Exercise aim:
Pictures excluded, copy word for word the lines from the one holding "Read this page and output its text content." through the last line below.

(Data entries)
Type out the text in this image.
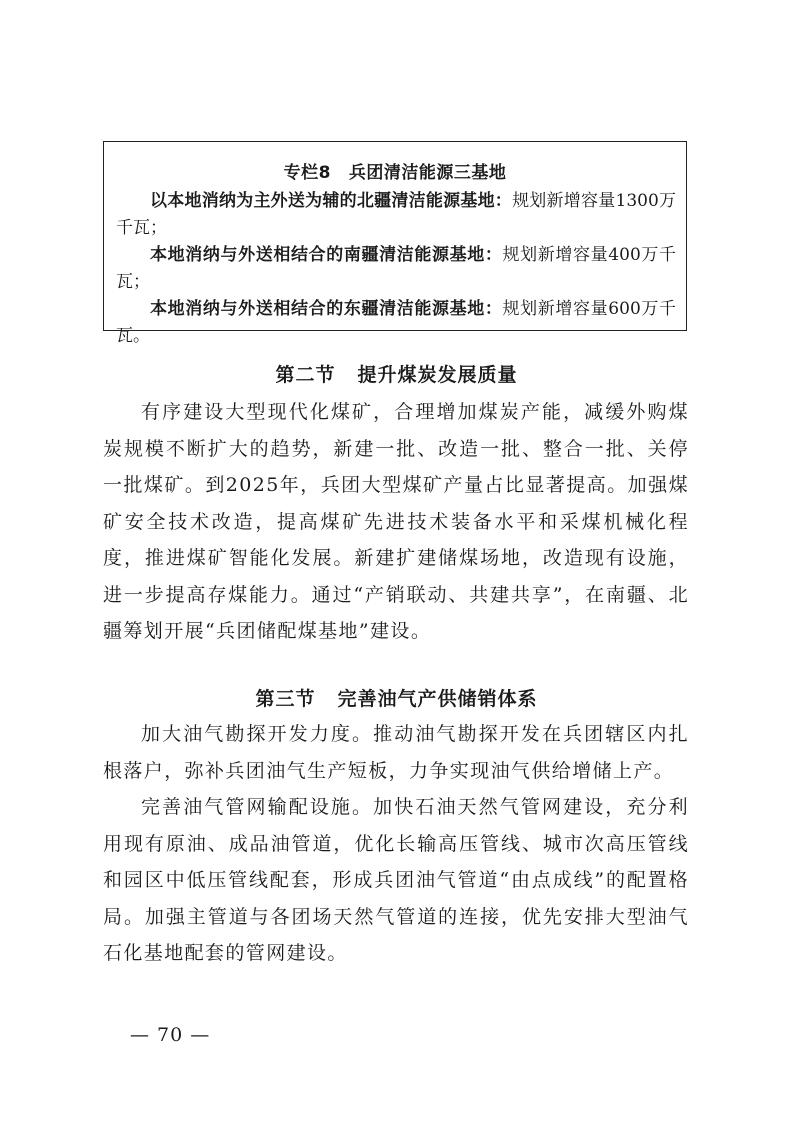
专栏8 兵团清洁能源三基地

以本地消纳为主外送为辅的北疆清洁能源基地：规划新增容量1300万千瓦；

本地消纳与外送相结合的南疆清洁能源基地：规划新增容量400万千瓦；

本地消纳与外送相结合的东疆清洁能源基地：规划新增容量600万千瓦。

第二节 提升煤炭发展质量

有序建设大型现代化煤矿，合理增加煤炭产能，减缓外购煤炭规模不断扩大的趋势，新建一批、改造一批、整合一批、关停一批煤矿。到2025年，兵团大型煤矿产量占比显著提高。加强煤矿安全技术改造，提高煤矿先进技术装备水平和采煤机械化程度，推进煤矿智能化发展。新建扩建储煤场地，改造现有设施，进一步提高存煤能力。通过“产销联动、共建共享”，在南疆、北疆筹划开展“兵团储配煤基地”建设。

第三节 完善油气产供储销体系

加大油气勘探开发力度。推动油气勘探开发在兵团辖区内扎根落户，弥补兵团油气生产短板，力争实现油气供给增储上产。

完善油气管网输配设施。加快石油天然气管网建设，充分利用现有原油、成品油管道，优化长输高压管线、城市次高压管线和园区中低压管线配套，形成兵团油气管道“由点成线”的配置格局。加强主管道与各团场天然气管道的连接，优先安排大型油气石化基地配套的管网建设。

— 70 —
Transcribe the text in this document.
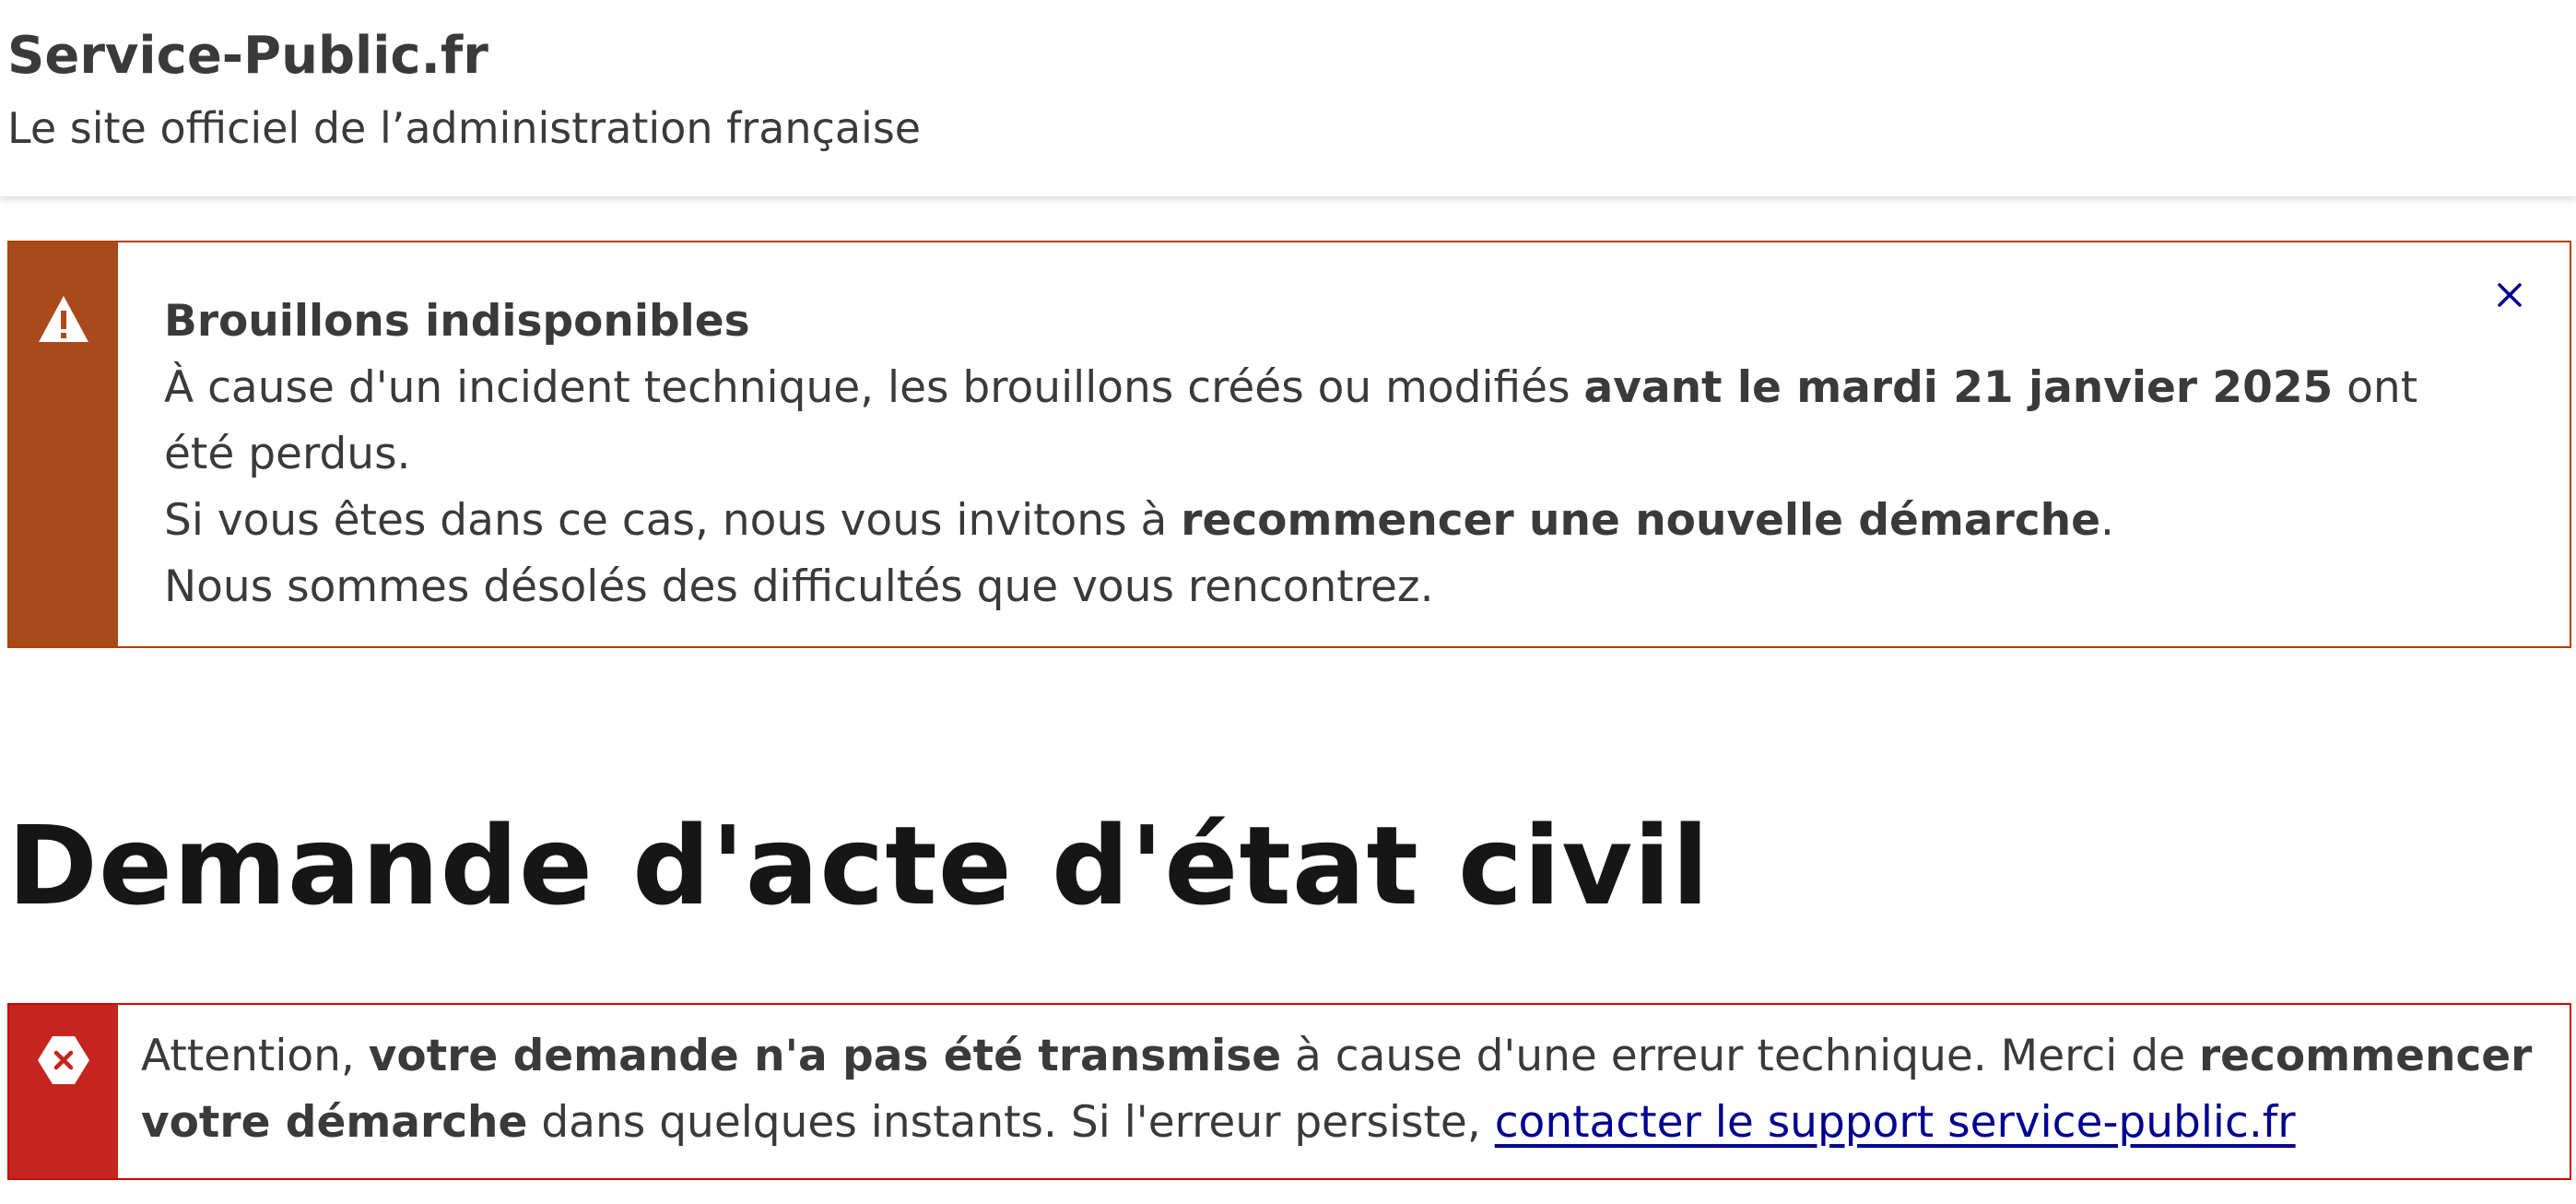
Service-Public.fr
Le site officiel de l’administration française
Brouillons indisponibles
À cause d'un incident technique, les brouillons créés ou modifiés avant le mardi 21 janvier 2025 ont été perdus.
Si vous êtes dans ce cas, nous vous invitons à recommencer une nouvelle démarche.
Nous sommes désolés des difficultés que vous rencontrez.
Demande d'acte d'état civil
Attention, votre demande n'a pas été transmise à cause d'une erreur technique. Merci de recommencer votre démarche dans quelques instants. Si l'erreur persiste, contacter le support service-public.fr
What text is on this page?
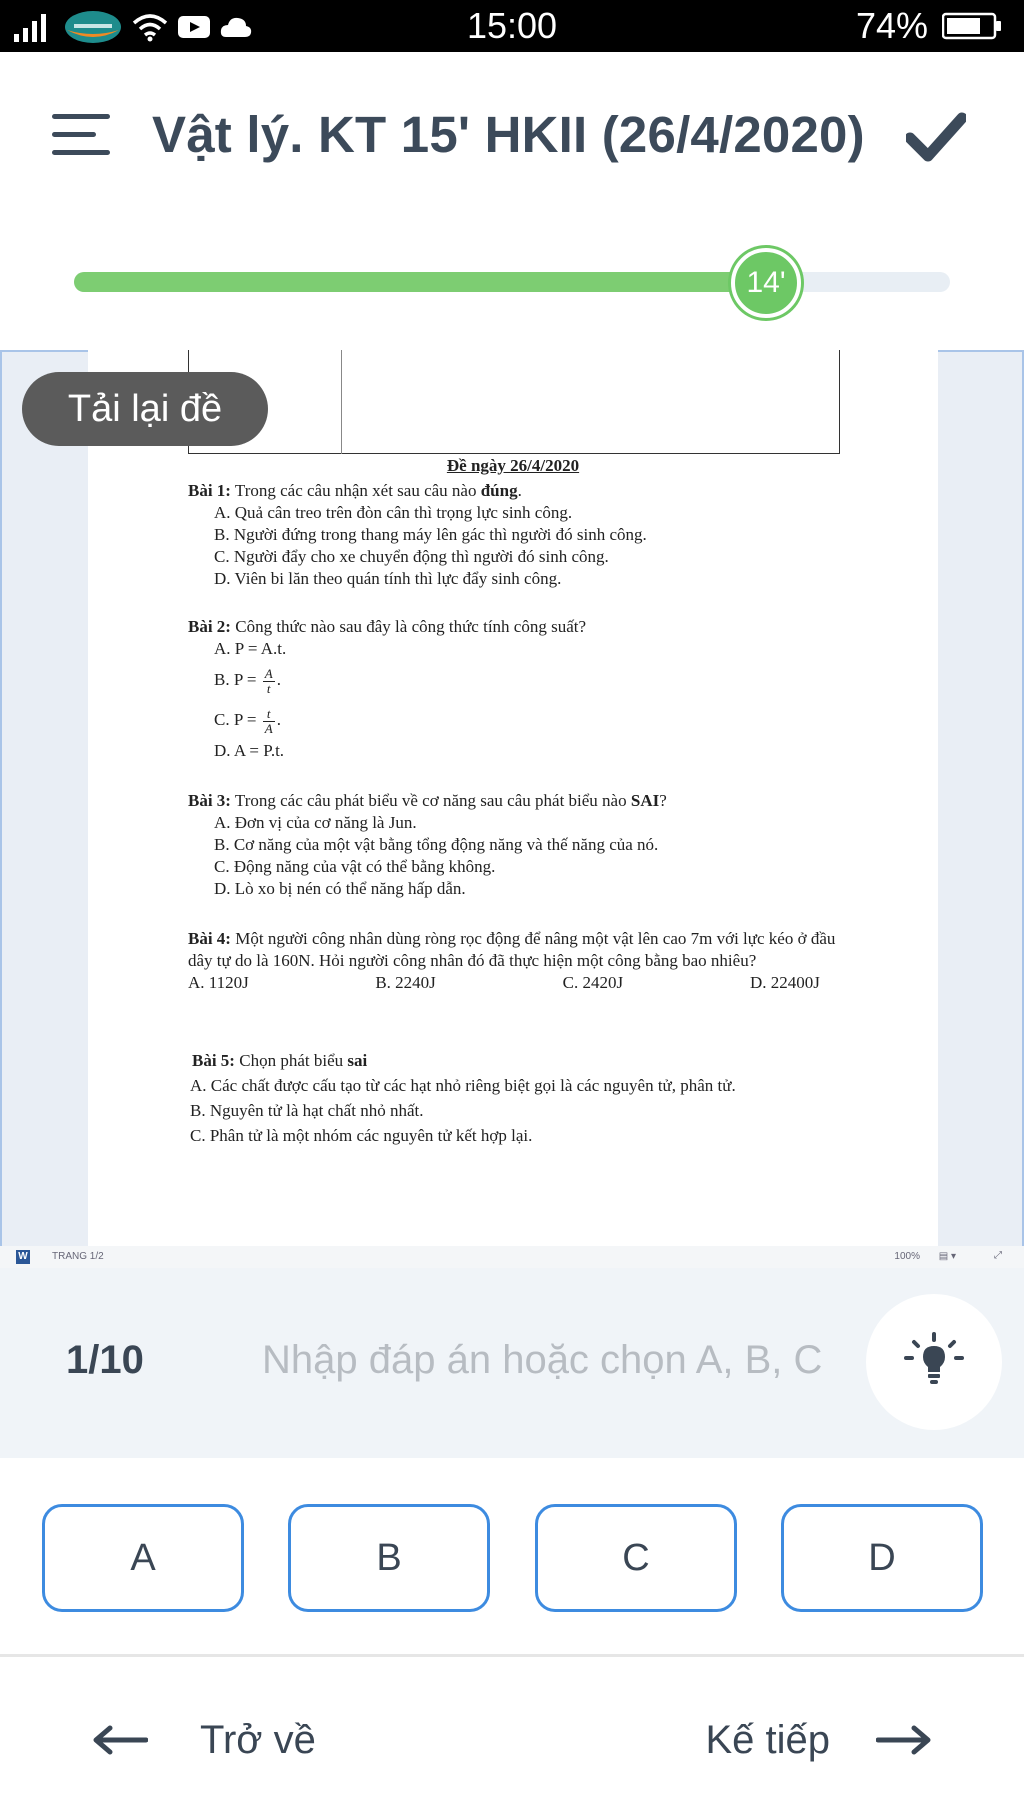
15:00	74%
Vật lý. KT 15' HKII (26/4/2020)
14'
Đề ngày 26/4/2020
Bài 1: Trong các câu nhận xét sau câu nào đúng.
A. Quả cân treo trên đòn cân thì trọng lực sinh công.
B. Người đứng trong thang máy lên gác thì người đó sinh công.
C. Người đẩy cho xe chuyển động thì người đó sinh công.
D. Viên bi lăn theo quán tính thì lực đẩy sinh công.
Bài 2: Công thức nào sau đây là công thức tính công suất?
A. P = A.t.
B. $P = \frac{A}{t}$ .
C. $P = \frac{t}{A}$ .
D. A = P.t.
Bài 3: Trong các câu phát biểu về cơ năng sau câu phát biểu nào SAI?
A. Đơn vị của cơ năng là Jun.
B. Cơ năng của một vật bằng tổng động năng và thế năng của nó.
C. Động năng của vật có thể bằng không.
D. Lò xo bị nén có thể năng hấp dẫn.
Bài 4: Một người công nhân dùng ròng rọc động để nâng một vật lên cao 7m với lực kéo ở đầu dây tự do là 160N. Hỏi người công nhân đó đã thực hiện một công bằng bao nhiêu?
A. 1120J	B. 2240J	C. 2420J	D. 22400J
Bài 5: Chọn phát biểu sai
A. Các chất được cấu tạo từ các hạt nhỏ riêng biệt gọi là các nguyên tử, phân tử.
B. Nguyên tử là hạt chất nhỏ nhất.
C. Phân tử là một nhóm các nguyên tử kết hợp lại.
W TRANG 1/2	100% ▤ ▾	⤢
Tải lại đề
1/10
Nhập đáp án hoặc chọn A, B, C
A	B	C	D
Trở về	Kế tiếp
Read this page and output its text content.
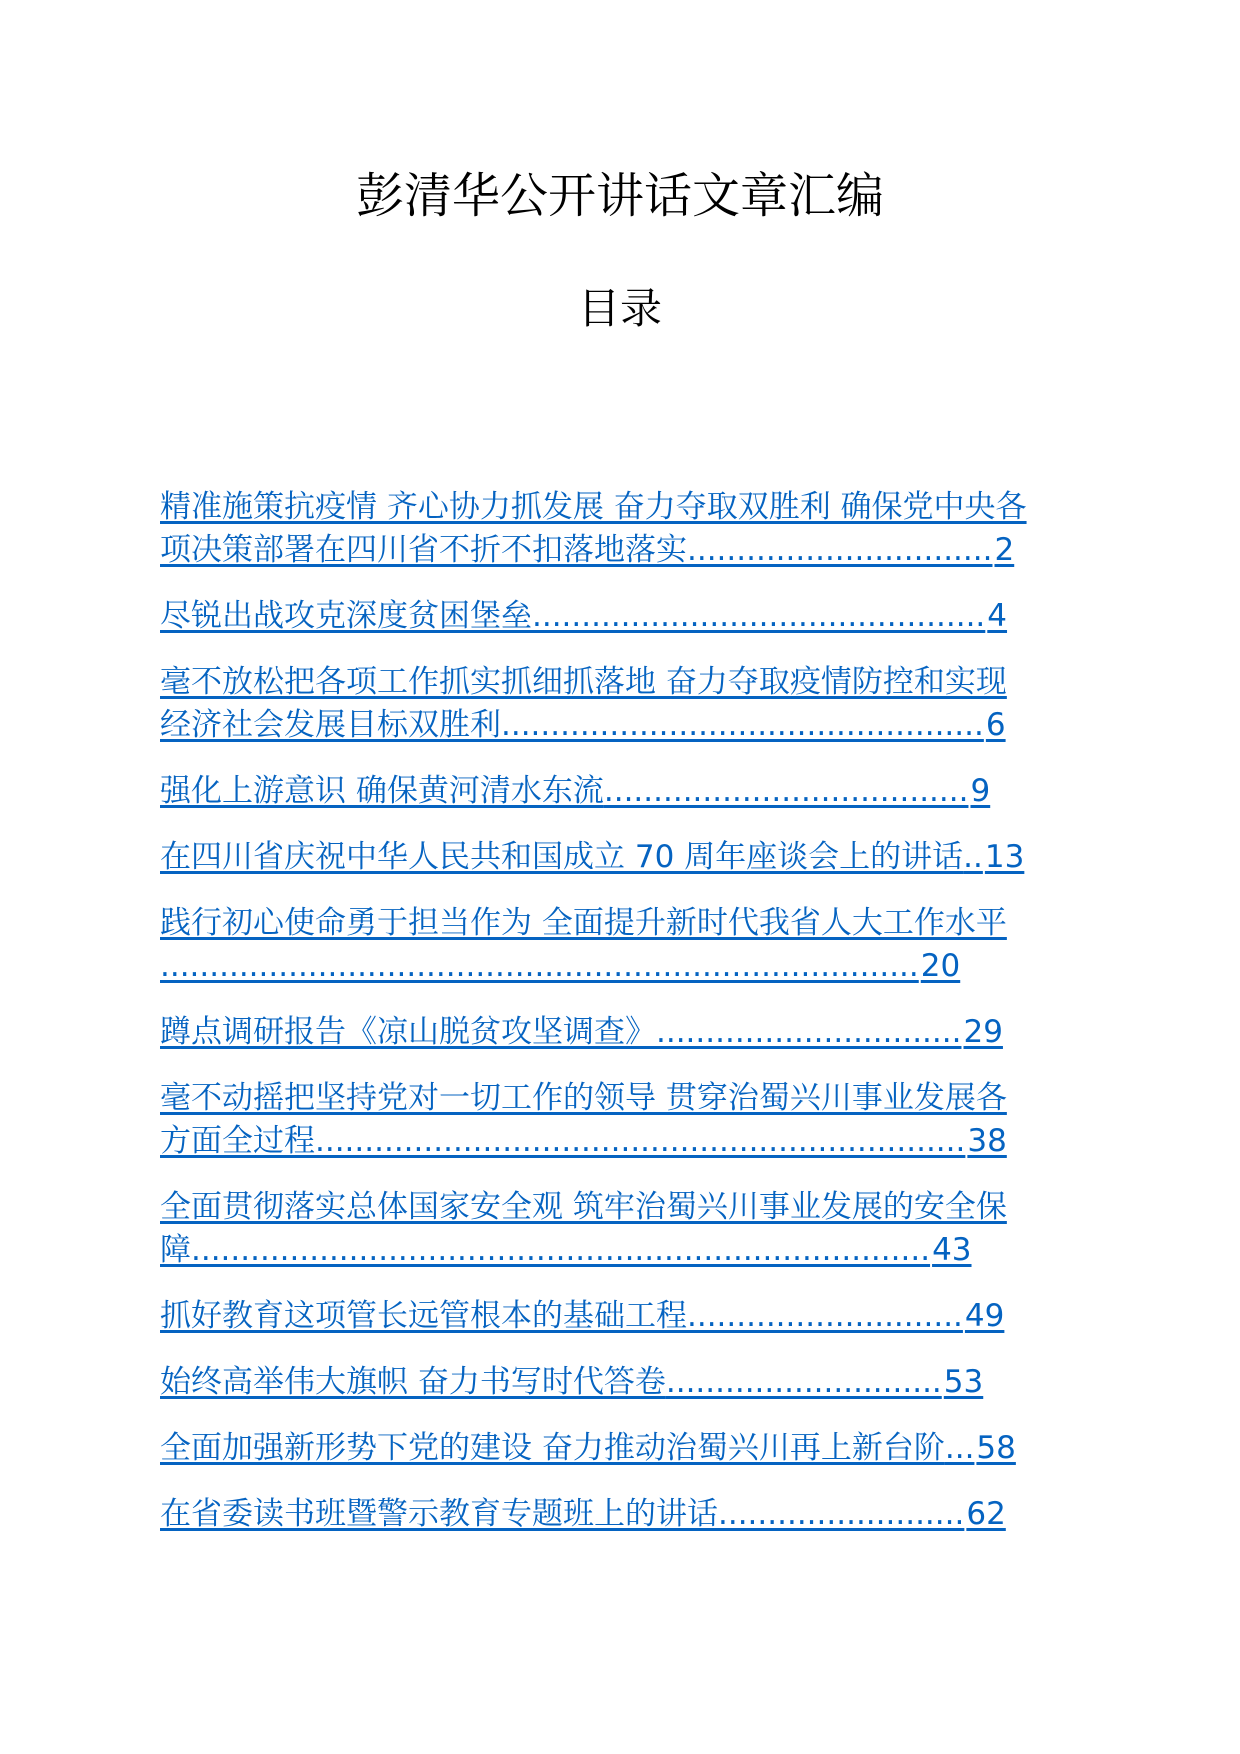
彭清华公开讲话文章汇编
目录
精准施策抗疫情 齐心协力抓发展 奋力夺取双胜利 确保党中央各
项决策部署在四川省不折不扣落地落实...............................2
尽锐出战攻克深度贫困堡垒..............................................4
毫不放松把各项工作抓实抓细抓落地 奋力夺取疫情防控和实现
经济社会发展目标双胜利.................................................6
强化上游意识 确保黄河清水东流.....................................9
在四川省庆祝中华人民共和国成立 70 周年座谈会上的讲话..13
践行初心使命勇于担当作为 全面提升新时代我省人大工作水平
.............................................................................20
蹲点调研报告《凉山脱贫攻坚调查》...............................29
毫不动摇把坚持党对一切工作的领导 贯穿治蜀兴川事业发展各
方面全过程..................................................................38
全面贯彻落实总体国家安全观 筑牢治蜀兴川事业发展的安全保
障...........................................................................43
抓好教育这项管长远管根本的基础工程............................49
始终高举伟大旗帜 奋力书写时代答卷............................53
全面加强新形势下党的建设 奋力推动治蜀兴川再上新台阶...58
在省委读书班暨警示教育专题班上的讲话.........................62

Right answer:
Read this page and output its text content.
彭清华公开讲话文章汇编
目录
精准施策抗疫情 齐心协力抓发展 奋力夺取双胜利 确保党中央各
项决策部署在四川省不折不扣落地落实...............................2
尽锐出战攻克深度贫困堡垒..............................................4
毫不放松把各项工作抓实抓细抓落地 奋力夺取疫情防控和实现
经济社会发展目标双胜利.................................................6
强化上游意识 确保黄河清水东流.....................................9
在四川省庆祝中华人民共和国成立 70 周年座谈会上的讲话..13
践行初心使命勇于担当作为 全面提升新时代我省人大工作水平
.............................................................................20
蹲点调研报告《凉山脱贫攻坚调查》...............................29
毫不动摇把坚持党对一切工作的领导 贯穿治蜀兴川事业发展各
方面全过程..................................................................38
全面贯彻落实总体国家安全观 筑牢治蜀兴川事业发展的安全保
障...........................................................................43
抓好教育这项管长远管根本的基础工程............................49
始终高举伟大旗帜 奋力书写时代答卷............................53
全面加强新形势下党的建设 奋力推动治蜀兴川再上新台阶...58
在省委读书班暨警示教育专题班上的讲话.........................62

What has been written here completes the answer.